• TASK DETAILS: Determine which lines contain the word "amalga", then copy those lines.

• TASK INPUT:
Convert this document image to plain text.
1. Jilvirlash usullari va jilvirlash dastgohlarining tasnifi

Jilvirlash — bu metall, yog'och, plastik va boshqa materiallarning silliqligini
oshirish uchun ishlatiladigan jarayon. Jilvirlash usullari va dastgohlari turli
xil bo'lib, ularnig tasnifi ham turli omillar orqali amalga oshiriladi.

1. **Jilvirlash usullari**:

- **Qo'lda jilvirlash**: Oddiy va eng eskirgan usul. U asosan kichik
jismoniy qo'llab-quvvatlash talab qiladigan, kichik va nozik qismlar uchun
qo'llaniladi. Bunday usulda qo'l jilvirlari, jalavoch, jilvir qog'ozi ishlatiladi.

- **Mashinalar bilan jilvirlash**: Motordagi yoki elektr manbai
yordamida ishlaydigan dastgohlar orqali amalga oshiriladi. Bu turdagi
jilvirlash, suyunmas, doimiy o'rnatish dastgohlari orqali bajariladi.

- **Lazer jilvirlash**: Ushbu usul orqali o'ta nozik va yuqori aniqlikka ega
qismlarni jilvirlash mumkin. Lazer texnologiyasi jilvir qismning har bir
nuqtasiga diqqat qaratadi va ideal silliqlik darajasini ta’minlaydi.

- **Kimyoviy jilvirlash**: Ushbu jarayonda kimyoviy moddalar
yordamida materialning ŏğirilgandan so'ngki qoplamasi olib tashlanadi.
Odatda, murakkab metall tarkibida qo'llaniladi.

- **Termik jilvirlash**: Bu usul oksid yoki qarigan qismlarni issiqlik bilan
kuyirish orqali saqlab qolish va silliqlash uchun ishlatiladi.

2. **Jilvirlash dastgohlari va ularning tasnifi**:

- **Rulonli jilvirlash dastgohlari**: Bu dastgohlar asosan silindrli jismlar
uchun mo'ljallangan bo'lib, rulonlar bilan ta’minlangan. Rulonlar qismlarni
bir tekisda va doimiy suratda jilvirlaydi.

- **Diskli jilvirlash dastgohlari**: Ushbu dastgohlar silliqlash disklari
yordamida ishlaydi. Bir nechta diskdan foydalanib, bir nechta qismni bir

* * *

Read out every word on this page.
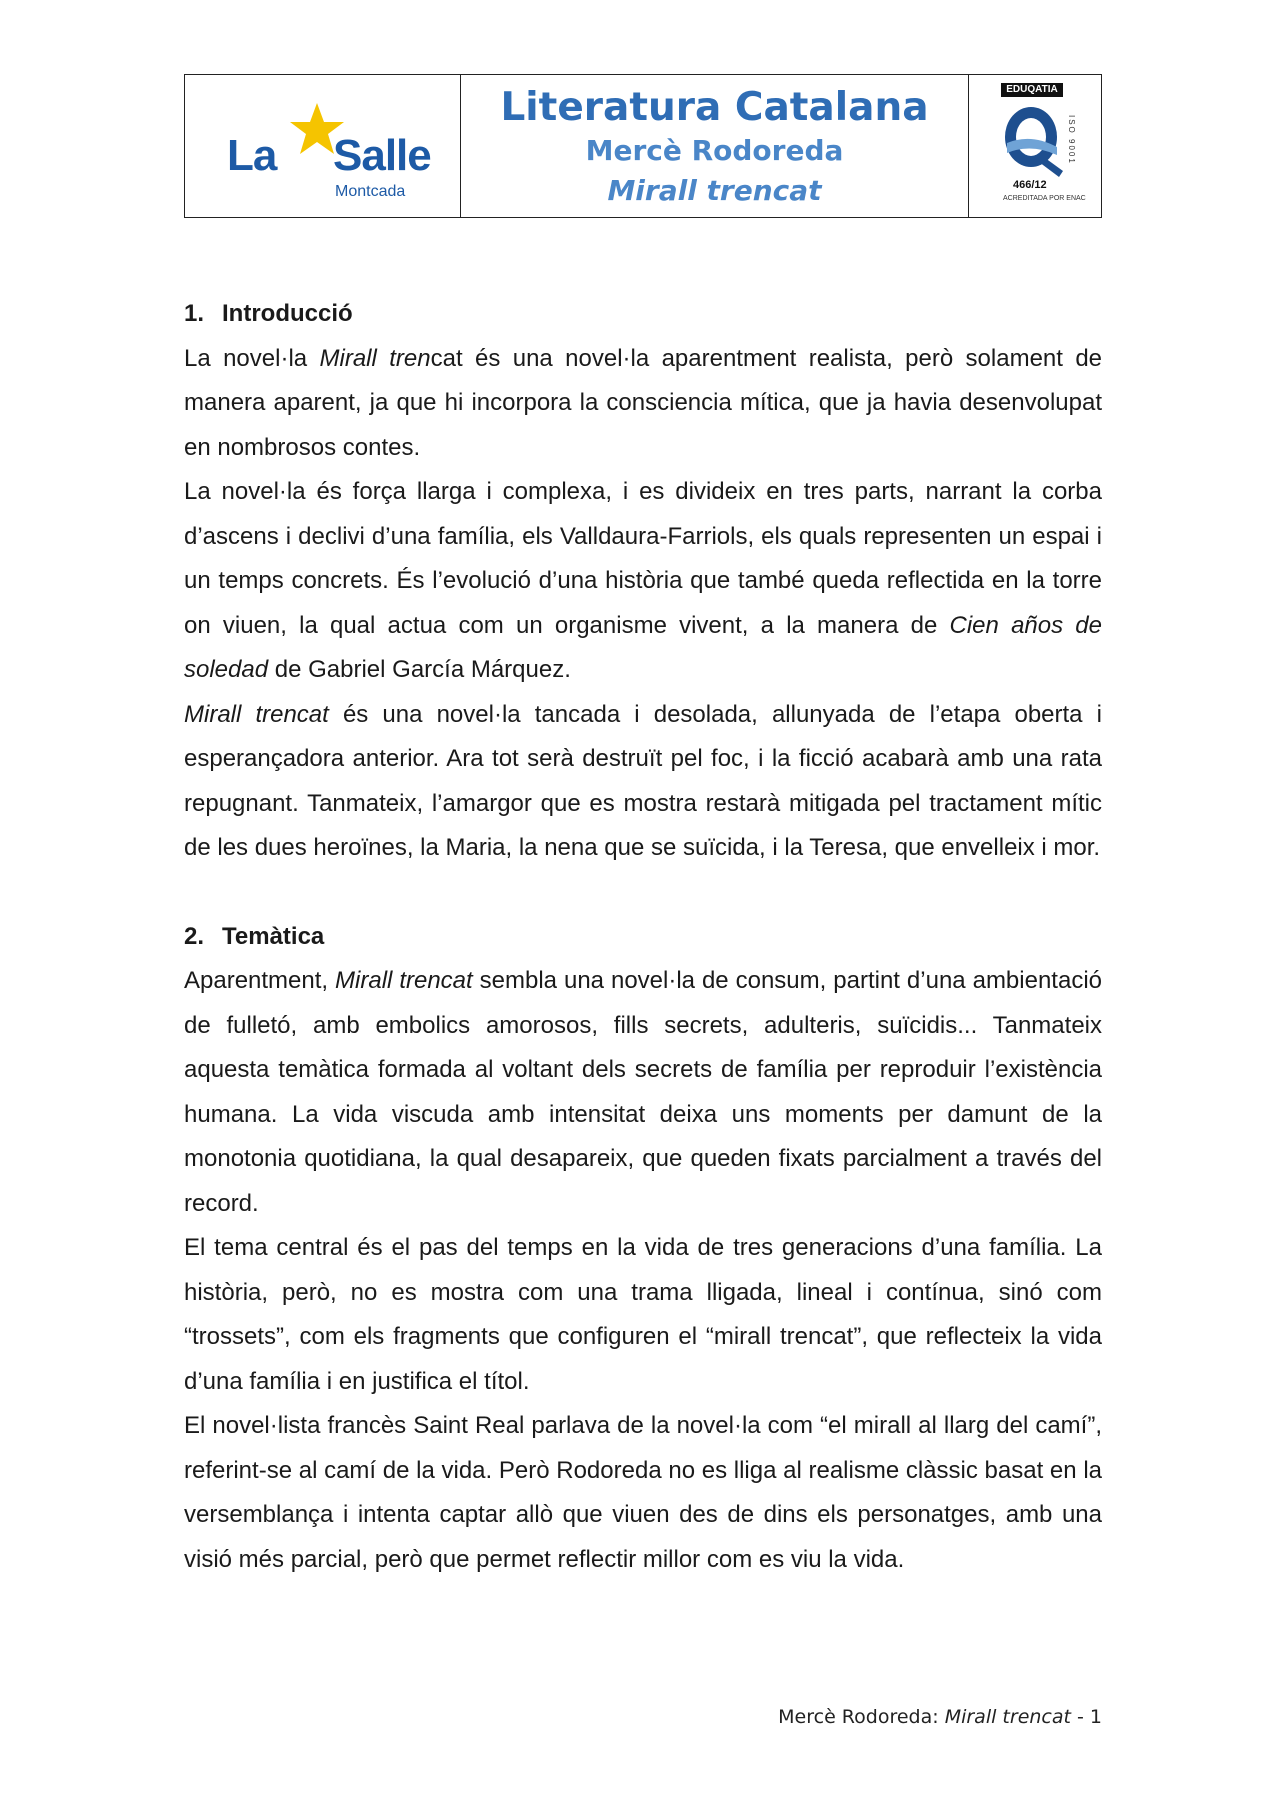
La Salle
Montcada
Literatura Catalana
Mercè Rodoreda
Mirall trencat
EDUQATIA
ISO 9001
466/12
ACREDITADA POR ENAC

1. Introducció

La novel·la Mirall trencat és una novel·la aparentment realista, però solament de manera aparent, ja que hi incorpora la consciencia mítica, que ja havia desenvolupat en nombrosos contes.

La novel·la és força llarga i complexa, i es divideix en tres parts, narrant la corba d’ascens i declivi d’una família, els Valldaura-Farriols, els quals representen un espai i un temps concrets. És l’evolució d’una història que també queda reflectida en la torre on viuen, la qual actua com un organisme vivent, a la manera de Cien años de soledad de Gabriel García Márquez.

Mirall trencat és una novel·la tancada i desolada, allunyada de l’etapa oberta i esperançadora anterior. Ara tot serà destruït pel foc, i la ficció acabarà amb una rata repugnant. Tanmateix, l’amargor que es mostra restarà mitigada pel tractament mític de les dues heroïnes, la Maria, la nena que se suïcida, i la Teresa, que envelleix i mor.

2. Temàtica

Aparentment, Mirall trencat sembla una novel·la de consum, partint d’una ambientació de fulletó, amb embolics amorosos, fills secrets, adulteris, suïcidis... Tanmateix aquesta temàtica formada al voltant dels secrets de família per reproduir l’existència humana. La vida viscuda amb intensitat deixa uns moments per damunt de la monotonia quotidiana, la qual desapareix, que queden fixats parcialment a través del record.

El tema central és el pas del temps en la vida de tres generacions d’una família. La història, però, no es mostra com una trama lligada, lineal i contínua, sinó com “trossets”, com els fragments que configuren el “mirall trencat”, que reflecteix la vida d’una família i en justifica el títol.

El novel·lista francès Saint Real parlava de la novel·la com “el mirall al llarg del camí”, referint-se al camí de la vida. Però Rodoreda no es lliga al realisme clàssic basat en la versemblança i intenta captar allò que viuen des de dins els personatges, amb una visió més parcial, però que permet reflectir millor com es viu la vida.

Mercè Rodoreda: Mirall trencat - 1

...

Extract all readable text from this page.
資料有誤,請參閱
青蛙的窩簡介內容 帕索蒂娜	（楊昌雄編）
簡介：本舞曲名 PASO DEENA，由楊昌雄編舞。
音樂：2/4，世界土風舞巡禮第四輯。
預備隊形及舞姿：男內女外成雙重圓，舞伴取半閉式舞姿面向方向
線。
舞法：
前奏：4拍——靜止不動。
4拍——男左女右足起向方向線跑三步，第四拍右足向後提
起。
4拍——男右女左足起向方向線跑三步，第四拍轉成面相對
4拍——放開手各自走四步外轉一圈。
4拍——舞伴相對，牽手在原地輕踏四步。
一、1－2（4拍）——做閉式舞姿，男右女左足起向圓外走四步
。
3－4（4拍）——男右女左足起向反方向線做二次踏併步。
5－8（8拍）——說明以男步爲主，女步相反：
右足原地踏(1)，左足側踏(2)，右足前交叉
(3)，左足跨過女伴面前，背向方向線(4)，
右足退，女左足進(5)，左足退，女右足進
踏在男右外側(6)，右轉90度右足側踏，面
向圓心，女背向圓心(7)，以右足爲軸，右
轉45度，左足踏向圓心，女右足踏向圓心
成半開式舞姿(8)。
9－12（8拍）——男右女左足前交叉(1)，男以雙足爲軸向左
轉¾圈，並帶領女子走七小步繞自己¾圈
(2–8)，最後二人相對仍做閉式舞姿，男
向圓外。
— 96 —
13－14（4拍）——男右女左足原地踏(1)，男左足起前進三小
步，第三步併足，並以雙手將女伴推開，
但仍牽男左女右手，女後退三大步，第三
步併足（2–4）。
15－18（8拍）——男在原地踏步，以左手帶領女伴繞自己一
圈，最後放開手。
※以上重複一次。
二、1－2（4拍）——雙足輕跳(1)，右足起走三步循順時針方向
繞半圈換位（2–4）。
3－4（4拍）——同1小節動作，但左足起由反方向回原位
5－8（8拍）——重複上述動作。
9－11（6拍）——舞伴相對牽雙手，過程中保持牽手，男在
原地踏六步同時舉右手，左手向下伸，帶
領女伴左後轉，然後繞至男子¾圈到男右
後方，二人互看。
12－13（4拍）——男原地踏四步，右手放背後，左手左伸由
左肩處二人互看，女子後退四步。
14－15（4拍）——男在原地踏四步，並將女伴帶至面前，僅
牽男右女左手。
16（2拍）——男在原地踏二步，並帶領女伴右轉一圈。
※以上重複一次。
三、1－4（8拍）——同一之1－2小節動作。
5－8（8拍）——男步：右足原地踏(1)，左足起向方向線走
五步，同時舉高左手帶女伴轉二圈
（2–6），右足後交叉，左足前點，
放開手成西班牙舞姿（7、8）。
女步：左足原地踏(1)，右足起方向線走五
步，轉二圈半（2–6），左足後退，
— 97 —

• REPLY:
xil bo'lib, ularnig tasnifi ham turli omillar orqali amalga oshiriladi.
yordamida ishlaydigan dastgohlar orqali amalga oshiriladi. Bu turdagi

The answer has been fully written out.